╭─ Working data

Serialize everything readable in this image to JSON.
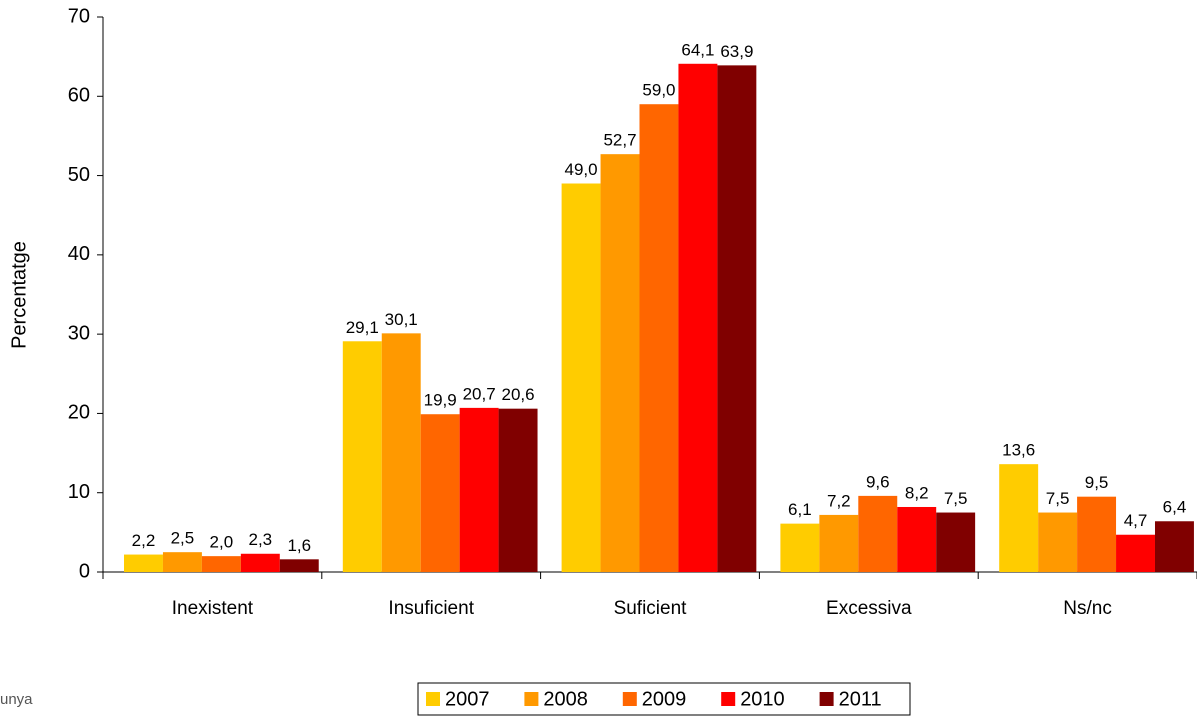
{
  "chart_data": {
    "type": "bar",
    "y_label": "Percentatge",
    "categories": [
      "Inexistent",
      "Insuficient",
      "Suficient",
      "Excessiva",
      "Ns/nc"
    ],
    "series": [
      {
        "name": "2007",
        "color": "#FFCC00",
        "values": [
          2.2,
          29.1,
          49.0,
          6.1,
          13.6
        ],
        "value_labels": [
          "2,2",
          "29,1",
          "49,0",
          "6,1",
          "13,6"
        ]
      },
      {
        "name": "2008",
        "color": "#FF9900",
        "values": [
          2.5,
          30.1,
          52.7,
          7.2,
          7.5
        ],
        "value_labels": [
          "2,5",
          "30,1",
          "52,7",
          "7,2",
          "7,5"
        ]
      },
      {
        "name": "2009",
        "color": "#FF6600",
        "values": [
          2.0,
          19.9,
          59.0,
          9.6,
          9.5
        ],
        "value_labels": [
          "2,0",
          "19,9",
          "59,0",
          "9,6",
          "9,5"
        ]
      },
      {
        "name": "2010",
        "color": "#FF0000",
        "values": [
          2.3,
          20.7,
          64.1,
          8.2,
          4.7
        ],
        "value_labels": [
          "2,3",
          "20,7",
          "64,1",
          "8,2",
          "4,7"
        ]
      },
      {
        "name": "2011",
        "color": "#800000",
        "values": [
          1.6,
          20.6,
          63.9,
          7.5,
          6.4
        ],
        "value_labels": [
          "1,6",
          "20,6",
          "63,9",
          "7,5",
          "6,4"
        ]
      }
    ],
    "ylim": [
      0,
      70
    ],
    "yticks": [
      0,
      10,
      20,
      30,
      40,
      50,
      60,
      70
    ],
    "legend": "bottom",
    "source": "unya"
  }
}
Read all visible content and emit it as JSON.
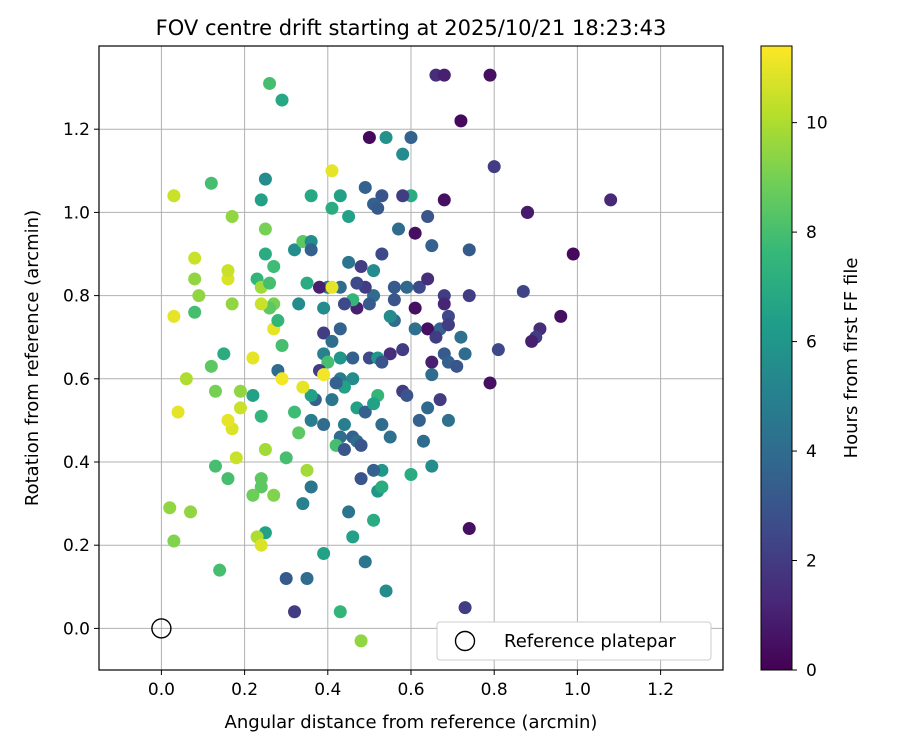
{
  "chart_data": {
    "type": "scatter",
    "title": "FOV centre drift starting at 2025/10/21 18:23:43",
    "xlabel": "Angular distance from reference (arcmin)",
    "ylabel": "Rotation from reference (arcmin)",
    "xlim": [
      -0.15,
      1.35
    ],
    "ylim": [
      -0.1,
      1.4
    ],
    "x_ticks": [
      0.0,
      0.2,
      0.4,
      0.6,
      0.8,
      1.0,
      1.2
    ],
    "y_ticks": [
      0.0,
      0.2,
      0.4,
      0.6,
      0.8,
      1.0,
      1.2
    ],
    "x_tick_labels": [
      "0.0",
      "0.2",
      "0.4",
      "0.6",
      "0.8",
      "1.0",
      "1.2"
    ],
    "y_tick_labels": [
      "0.0",
      "0.2",
      "0.4",
      "0.6",
      "0.8",
      "1.0",
      "1.2"
    ],
    "grid": true,
    "colorbar": {
      "label": "Hours from first FF file",
      "colormap": "viridis",
      "range": [
        0,
        11.4
      ],
      "ticks": [
        0,
        2,
        4,
        6,
        8,
        10
      ],
      "tick_labels": [
        "0",
        "2",
        "4",
        "6",
        "8",
        "10"
      ]
    },
    "reference": {
      "x": 0.0,
      "y": 0.0,
      "label": "Reference platepar"
    },
    "legend": {
      "position": "bottom-right",
      "entries": [
        "Reference platepar"
      ]
    },
    "points": [
      [
        0.66,
        1.33,
        1.5
      ],
      [
        0.68,
        1.33,
        1.0
      ],
      [
        0.79,
        1.33,
        0.5
      ],
      [
        0.72,
        1.22,
        0.3
      ],
      [
        0.5,
        1.18,
        0.3
      ],
      [
        0.6,
        1.18,
        3.5
      ],
      [
        0.54,
        1.18,
        5.8
      ],
      [
        0.8,
        1.11,
        2.0
      ],
      [
        0.58,
        1.14,
        5.5
      ],
      [
        0.49,
        1.06,
        3.5
      ],
      [
        0.6,
        1.04,
        7.0
      ],
      [
        0.58,
        1.04,
        2.0
      ],
      [
        0.53,
        1.04,
        3.0
      ],
      [
        0.51,
        1.02,
        3.5
      ],
      [
        0.52,
        1.01,
        3.2
      ],
      [
        0.68,
        1.03,
        0.5
      ],
      [
        0.88,
        1.0,
        0.3
      ],
      [
        0.88,
        1.0,
        0.8
      ],
      [
        1.08,
        1.03,
        1.3
      ],
      [
        0.64,
        0.99,
        3.0
      ],
      [
        0.61,
        0.95,
        0.5
      ],
      [
        0.57,
        0.96,
        4.0
      ],
      [
        0.65,
        0.92,
        3.5
      ],
      [
        0.74,
        0.91,
        3.2
      ],
      [
        0.53,
        0.9,
        2.5
      ],
      [
        0.99,
        0.9,
        0.3
      ],
      [
        0.87,
        0.81,
        2.3
      ],
      [
        0.68,
        0.8,
        2.0
      ],
      [
        0.74,
        0.8,
        2.0
      ],
      [
        0.68,
        0.78,
        1.2
      ],
      [
        0.62,
        0.82,
        2.5
      ],
      [
        0.64,
        0.84,
        1.5
      ],
      [
        0.61,
        0.77,
        0.5
      ],
      [
        0.69,
        0.75,
        2.5
      ],
      [
        0.67,
        0.72,
        3.5
      ],
      [
        0.64,
        0.72,
        0.5
      ],
      [
        0.66,
        0.7,
        2.0
      ],
      [
        0.69,
        0.73,
        2.0
      ],
      [
        0.91,
        0.72,
        1.5
      ],
      [
        0.9,
        0.7,
        2.0
      ],
      [
        0.89,
        0.69,
        1.0
      ],
      [
        0.96,
        0.75,
        0.5
      ],
      [
        0.81,
        0.67,
        2.5
      ],
      [
        0.68,
        0.66,
        3.2
      ],
      [
        0.73,
        0.66,
        4.0
      ],
      [
        0.69,
        0.64,
        3.5
      ],
      [
        0.71,
        0.63,
        3.0
      ],
      [
        0.65,
        0.64,
        1.0
      ],
      [
        0.65,
        0.61,
        4.0
      ],
      [
        0.79,
        0.59,
        0.5
      ],
      [
        0.58,
        0.67,
        2.0
      ],
      [
        0.55,
        0.66,
        1.5
      ],
      [
        0.5,
        0.65,
        2.5
      ],
      [
        0.52,
        0.65,
        6.0
      ],
      [
        0.53,
        0.64,
        3.0
      ],
      [
        0.56,
        0.74,
        4.0
      ],
      [
        0.55,
        0.75,
        5.5
      ],
      [
        0.56,
        0.79,
        3.0
      ],
      [
        0.56,
        0.82,
        3.2
      ],
      [
        0.51,
        0.8,
        4.0
      ],
      [
        0.5,
        0.78,
        3.2
      ],
      [
        0.49,
        0.82,
        2.0
      ],
      [
        0.51,
        0.86,
        5.5
      ],
      [
        0.48,
        0.87,
        2.0
      ],
      [
        0.47,
        0.83,
        2.5
      ],
      [
        0.45,
        0.88,
        4.5
      ],
      [
        0.43,
        0.82,
        4.0
      ],
      [
        0.4,
        0.82,
        4.5
      ],
      [
        0.38,
        0.82,
        1.0
      ],
      [
        0.39,
        0.77,
        5.5
      ],
      [
        0.47,
        0.77,
        1.0
      ],
      [
        0.46,
        0.79,
        7.5
      ],
      [
        0.44,
        0.78,
        2.5
      ],
      [
        0.39,
        0.71,
        2.0
      ],
      [
        0.43,
        0.72,
        3.5
      ],
      [
        0.41,
        0.69,
        4.0
      ],
      [
        0.39,
        0.66,
        5.0
      ],
      [
        0.43,
        0.65,
        6.0
      ],
      [
        0.46,
        0.65,
        3.5
      ],
      [
        0.4,
        0.64,
        8.0
      ],
      [
        0.38,
        0.62,
        2.0
      ],
      [
        0.43,
        0.6,
        4.8
      ],
      [
        0.46,
        0.6,
        5.5
      ],
      [
        0.44,
        0.58,
        6.5
      ],
      [
        0.42,
        0.59,
        3.5
      ],
      [
        0.41,
        0.55,
        4.5
      ],
      [
        0.37,
        0.55,
        3.5
      ],
      [
        0.36,
        0.5,
        4.8
      ],
      [
        0.39,
        0.49,
        4.0
      ],
      [
        0.44,
        0.49,
        4.8
      ],
      [
        0.43,
        0.46,
        4.0
      ],
      [
        0.42,
        0.44,
        8.0
      ],
      [
        0.44,
        0.43,
        3.0
      ],
      [
        0.46,
        0.46,
        3.5
      ],
      [
        0.47,
        0.45,
        4.0
      ],
      [
        0.48,
        0.44,
        3.0
      ],
      [
        0.47,
        0.53,
        6.5
      ],
      [
        0.49,
        0.52,
        3.5
      ],
      [
        0.52,
        0.56,
        7.5
      ],
      [
        0.51,
        0.54,
        6.5
      ],
      [
        0.53,
        0.49,
        4.0
      ],
      [
        0.58,
        0.57,
        2.0
      ],
      [
        0.59,
        0.56,
        3.0
      ],
      [
        0.62,
        0.5,
        3.5
      ],
      [
        0.63,
        0.45,
        4.0
      ],
      [
        0.67,
        0.55,
        2.0
      ],
      [
        0.69,
        0.5,
        4.2
      ],
      [
        0.65,
        0.39,
        5.5
      ],
      [
        0.6,
        0.37,
        7.0
      ],
      [
        0.53,
        0.38,
        6.0
      ],
      [
        0.51,
        0.38,
        3.5
      ],
      [
        0.48,
        0.36,
        3.0
      ],
      [
        0.52,
        0.33,
        6.0
      ],
      [
        0.53,
        0.34,
        7.0
      ],
      [
        0.45,
        0.28,
        4.5
      ],
      [
        0.46,
        0.22,
        6.5
      ],
      [
        0.49,
        0.16,
        4.5
      ],
      [
        0.51,
        0.26,
        7.0
      ],
      [
        0.39,
        0.18,
        6.5
      ],
      [
        0.35,
        0.12,
        4.0
      ],
      [
        0.3,
        0.12,
        3.2
      ],
      [
        0.32,
        0.04,
        2.0
      ],
      [
        0.43,
        0.04,
        7.5
      ],
      [
        0.54,
        0.09,
        5.5
      ],
      [
        0.48,
        -0.03,
        9.5
      ],
      [
        0.73,
        0.05,
        2.0
      ],
      [
        0.74,
        0.24,
        0.5
      ],
      [
        0.36,
        0.34,
        9.5
      ],
      [
        0.36,
        0.34,
        4.5
      ],
      [
        0.34,
        0.3,
        5.0
      ],
      [
        0.35,
        0.38,
        9.8
      ],
      [
        0.33,
        0.47,
        8.5
      ],
      [
        0.3,
        0.41,
        8.0
      ],
      [
        0.32,
        0.52,
        7.8
      ],
      [
        0.28,
        0.62,
        4.0
      ],
      [
        0.29,
        0.6,
        11.2
      ],
      [
        0.29,
        0.68,
        8.0
      ],
      [
        0.27,
        0.72,
        11.0
      ],
      [
        0.28,
        0.74,
        7.5
      ],
      [
        0.27,
        0.78,
        9.0
      ],
      [
        0.26,
        0.77,
        8.5
      ],
      [
        0.24,
        0.78,
        10.5
      ],
      [
        0.23,
        0.84,
        7.5
      ],
      [
        0.24,
        0.82,
        9.8
      ],
      [
        0.26,
        0.83,
        8.0
      ],
      [
        0.27,
        0.87,
        7.8
      ],
      [
        0.25,
        0.9,
        7.0
      ],
      [
        0.25,
        0.96,
        9.0
      ],
      [
        0.24,
        1.03,
        6.5
      ],
      [
        0.25,
        1.08,
        5.5
      ],
      [
        0.26,
        1.31,
        8.0
      ],
      [
        0.29,
        1.27,
        6.8
      ],
      [
        0.32,
        0.91,
        5.5
      ],
      [
        0.34,
        0.93,
        8.5
      ],
      [
        0.36,
        0.93,
        5.5
      ],
      [
        0.36,
        0.91,
        3.5
      ],
      [
        0.36,
        1.04,
        6.8
      ],
      [
        0.41,
        1.01,
        7.0
      ],
      [
        0.41,
        1.1,
        11.0
      ],
      [
        0.43,
        1.04,
        6.5
      ],
      [
        0.45,
        0.99,
        6.5
      ],
      [
        0.35,
        0.83,
        7.0
      ],
      [
        0.33,
        0.78,
        5.5
      ],
      [
        0.41,
        0.82,
        11.0
      ],
      [
        0.36,
        0.56,
        6.5
      ],
      [
        0.34,
        0.58,
        11.0
      ],
      [
        0.39,
        0.61,
        11.2
      ],
      [
        0.25,
        0.43,
        9.8
      ],
      [
        0.24,
        0.36,
        8.5
      ],
      [
        0.25,
        0.23,
        6.5
      ],
      [
        0.23,
        0.22,
        10.0
      ],
      [
        0.24,
        0.2,
        10.8
      ],
      [
        0.24,
        0.34,
        8.5
      ],
      [
        0.22,
        0.32,
        8.8
      ],
      [
        0.27,
        0.32,
        9.2
      ],
      [
        0.24,
        0.51,
        7.5
      ],
      [
        0.22,
        0.56,
        6.5
      ],
      [
        0.22,
        0.65,
        11.0
      ],
      [
        0.19,
        0.57,
        9.5
      ],
      [
        0.19,
        0.53,
        10.5
      ],
      [
        0.17,
        0.48,
        10.8
      ],
      [
        0.18,
        0.41,
        10.5
      ],
      [
        0.16,
        0.5,
        11.0
      ],
      [
        0.16,
        0.36,
        8.0
      ],
      [
        0.14,
        0.14,
        8.0
      ],
      [
        0.13,
        0.39,
        8.0
      ],
      [
        0.13,
        0.57,
        9.0
      ],
      [
        0.12,
        0.63,
        8.5
      ],
      [
        0.15,
        0.66,
        7.0
      ],
      [
        0.16,
        0.84,
        10.8
      ],
      [
        0.16,
        0.86,
        10.5
      ],
      [
        0.17,
        0.78,
        9.5
      ],
      [
        0.17,
        0.99,
        9.5
      ],
      [
        0.12,
        1.07,
        8.0
      ],
      [
        0.08,
        0.89,
        10.5
      ],
      [
        0.08,
        0.84,
        9.5
      ],
      [
        0.09,
        0.8,
        9.5
      ],
      [
        0.08,
        0.76,
        8.0
      ],
      [
        0.06,
        0.6,
        10.0
      ],
      [
        0.03,
        0.75,
        11.0
      ],
      [
        0.04,
        0.52,
        11.0
      ],
      [
        0.03,
        1.04,
        10.5
      ],
      [
        0.02,
        0.29,
        9.5
      ],
      [
        0.07,
        0.28,
        9.5
      ],
      [
        0.03,
        0.21,
        9.2
      ],
      [
        0.59,
        0.82,
        3.8
      ],
      [
        0.61,
        0.72,
        4.2
      ],
      [
        0.72,
        0.7,
        4.2
      ],
      [
        0.64,
        0.53,
        3.8
      ],
      [
        0.55,
        0.46,
        4.2
      ]
    ]
  }
}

╰─

• Challenge
Find the lines containing "bottom" and list every one of them.

• Answer
    "legend": "bottom",
      "position": "bottom-right",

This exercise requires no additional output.